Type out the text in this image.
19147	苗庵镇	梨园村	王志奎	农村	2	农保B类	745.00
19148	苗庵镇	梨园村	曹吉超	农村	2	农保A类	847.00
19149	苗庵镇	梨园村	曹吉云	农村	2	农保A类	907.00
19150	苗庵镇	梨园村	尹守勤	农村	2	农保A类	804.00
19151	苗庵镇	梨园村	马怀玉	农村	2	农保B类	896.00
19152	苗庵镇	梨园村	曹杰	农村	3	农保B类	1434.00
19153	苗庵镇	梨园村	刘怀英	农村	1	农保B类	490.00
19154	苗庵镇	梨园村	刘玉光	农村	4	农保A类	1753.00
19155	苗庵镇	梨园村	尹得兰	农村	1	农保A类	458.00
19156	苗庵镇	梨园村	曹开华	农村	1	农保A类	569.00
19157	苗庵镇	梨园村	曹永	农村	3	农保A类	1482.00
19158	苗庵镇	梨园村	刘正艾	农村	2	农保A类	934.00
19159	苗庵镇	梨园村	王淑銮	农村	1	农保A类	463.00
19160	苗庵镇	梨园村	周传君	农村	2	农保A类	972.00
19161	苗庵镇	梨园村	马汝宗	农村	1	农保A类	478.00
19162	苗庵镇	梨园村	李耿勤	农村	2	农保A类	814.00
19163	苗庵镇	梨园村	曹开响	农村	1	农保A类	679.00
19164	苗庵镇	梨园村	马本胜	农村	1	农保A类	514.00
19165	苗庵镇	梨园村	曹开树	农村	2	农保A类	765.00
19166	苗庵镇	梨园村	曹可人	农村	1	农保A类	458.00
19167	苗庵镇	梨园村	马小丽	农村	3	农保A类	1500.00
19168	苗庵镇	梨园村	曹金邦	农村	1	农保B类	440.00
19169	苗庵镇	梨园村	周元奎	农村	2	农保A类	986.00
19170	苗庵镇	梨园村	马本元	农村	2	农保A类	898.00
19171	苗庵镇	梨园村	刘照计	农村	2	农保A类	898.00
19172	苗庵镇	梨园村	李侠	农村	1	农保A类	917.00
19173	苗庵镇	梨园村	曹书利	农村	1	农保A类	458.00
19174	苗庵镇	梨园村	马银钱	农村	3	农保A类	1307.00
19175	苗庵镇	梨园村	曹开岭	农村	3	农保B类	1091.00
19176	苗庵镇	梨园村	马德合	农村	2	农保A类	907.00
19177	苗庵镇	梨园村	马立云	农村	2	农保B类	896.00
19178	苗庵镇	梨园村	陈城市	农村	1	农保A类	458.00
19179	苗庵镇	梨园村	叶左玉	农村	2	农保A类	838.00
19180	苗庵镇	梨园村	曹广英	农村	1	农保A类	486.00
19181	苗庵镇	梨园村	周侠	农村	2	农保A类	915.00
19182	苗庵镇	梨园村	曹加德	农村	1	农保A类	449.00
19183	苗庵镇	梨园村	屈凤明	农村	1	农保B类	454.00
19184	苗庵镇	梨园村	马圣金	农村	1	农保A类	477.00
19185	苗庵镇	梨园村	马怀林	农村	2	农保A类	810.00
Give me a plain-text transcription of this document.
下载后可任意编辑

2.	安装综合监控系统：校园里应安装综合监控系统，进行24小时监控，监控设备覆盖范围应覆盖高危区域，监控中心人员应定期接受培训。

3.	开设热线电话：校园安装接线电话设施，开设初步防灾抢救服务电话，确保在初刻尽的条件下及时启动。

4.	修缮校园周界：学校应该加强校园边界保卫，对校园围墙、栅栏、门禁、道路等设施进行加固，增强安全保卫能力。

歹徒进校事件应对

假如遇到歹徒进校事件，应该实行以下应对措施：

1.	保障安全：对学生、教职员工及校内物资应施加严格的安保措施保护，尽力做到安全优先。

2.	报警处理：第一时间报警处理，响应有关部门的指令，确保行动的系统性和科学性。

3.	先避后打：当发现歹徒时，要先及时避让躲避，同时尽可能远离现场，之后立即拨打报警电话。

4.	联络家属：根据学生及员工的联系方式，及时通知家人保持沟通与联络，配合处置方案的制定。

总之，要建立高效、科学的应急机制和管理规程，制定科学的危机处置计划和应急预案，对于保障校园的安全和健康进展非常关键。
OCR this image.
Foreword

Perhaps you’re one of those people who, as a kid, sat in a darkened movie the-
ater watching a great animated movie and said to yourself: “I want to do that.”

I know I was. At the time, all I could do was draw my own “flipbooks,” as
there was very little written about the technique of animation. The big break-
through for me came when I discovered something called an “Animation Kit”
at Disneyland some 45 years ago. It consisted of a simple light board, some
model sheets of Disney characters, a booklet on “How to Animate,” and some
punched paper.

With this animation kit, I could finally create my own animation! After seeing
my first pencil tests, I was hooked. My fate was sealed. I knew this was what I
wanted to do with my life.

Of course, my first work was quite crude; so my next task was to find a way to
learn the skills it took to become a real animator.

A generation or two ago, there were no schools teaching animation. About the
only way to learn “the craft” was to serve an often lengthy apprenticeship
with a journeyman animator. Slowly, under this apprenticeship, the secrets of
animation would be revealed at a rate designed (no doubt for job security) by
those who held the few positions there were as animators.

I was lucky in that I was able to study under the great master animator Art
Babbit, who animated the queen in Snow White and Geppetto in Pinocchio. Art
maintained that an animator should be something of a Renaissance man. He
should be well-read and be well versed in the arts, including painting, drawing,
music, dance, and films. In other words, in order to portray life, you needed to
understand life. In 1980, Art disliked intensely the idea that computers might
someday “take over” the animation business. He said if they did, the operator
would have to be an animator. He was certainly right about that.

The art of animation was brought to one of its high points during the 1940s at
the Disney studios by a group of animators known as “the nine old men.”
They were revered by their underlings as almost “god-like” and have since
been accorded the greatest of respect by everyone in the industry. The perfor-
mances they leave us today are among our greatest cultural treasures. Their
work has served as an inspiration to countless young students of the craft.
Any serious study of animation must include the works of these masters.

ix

════════════════

TO BE DONE:
Examine the data above and state how many of its lines contain the word "were", with no further remarks.

WRITTEN REPLY:
3